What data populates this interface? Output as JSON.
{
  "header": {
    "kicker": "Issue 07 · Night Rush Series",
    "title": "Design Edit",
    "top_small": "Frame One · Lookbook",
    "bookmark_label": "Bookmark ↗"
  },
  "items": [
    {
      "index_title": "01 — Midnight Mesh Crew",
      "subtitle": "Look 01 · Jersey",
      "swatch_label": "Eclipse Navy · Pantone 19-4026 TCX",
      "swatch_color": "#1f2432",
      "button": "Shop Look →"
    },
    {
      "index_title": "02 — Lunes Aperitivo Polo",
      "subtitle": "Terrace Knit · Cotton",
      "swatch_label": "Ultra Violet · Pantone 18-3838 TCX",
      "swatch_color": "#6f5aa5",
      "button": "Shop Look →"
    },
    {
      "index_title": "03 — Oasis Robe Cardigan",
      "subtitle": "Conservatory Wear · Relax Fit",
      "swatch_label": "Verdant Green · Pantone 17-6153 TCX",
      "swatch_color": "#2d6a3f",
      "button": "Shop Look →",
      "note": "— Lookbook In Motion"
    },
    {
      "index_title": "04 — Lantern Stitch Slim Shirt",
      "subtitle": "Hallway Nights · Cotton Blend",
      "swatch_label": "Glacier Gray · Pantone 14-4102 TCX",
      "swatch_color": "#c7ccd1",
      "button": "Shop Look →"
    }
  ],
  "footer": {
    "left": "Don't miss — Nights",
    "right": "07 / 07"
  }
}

━━━━━━━━━━

| PROBLEM TO WORK ON |
Where a line of the data holds "subtitle", show that line.

| RESULT OF THE TASK |
      "subtitle": "Look 01 · Jersey",
      "subtitle": "Terrace Knit · Cotton",
      "subtitle": "Conservatory Wear · Relax Fit",
      "subtitle": "Hallway Nights · Cotton Blend",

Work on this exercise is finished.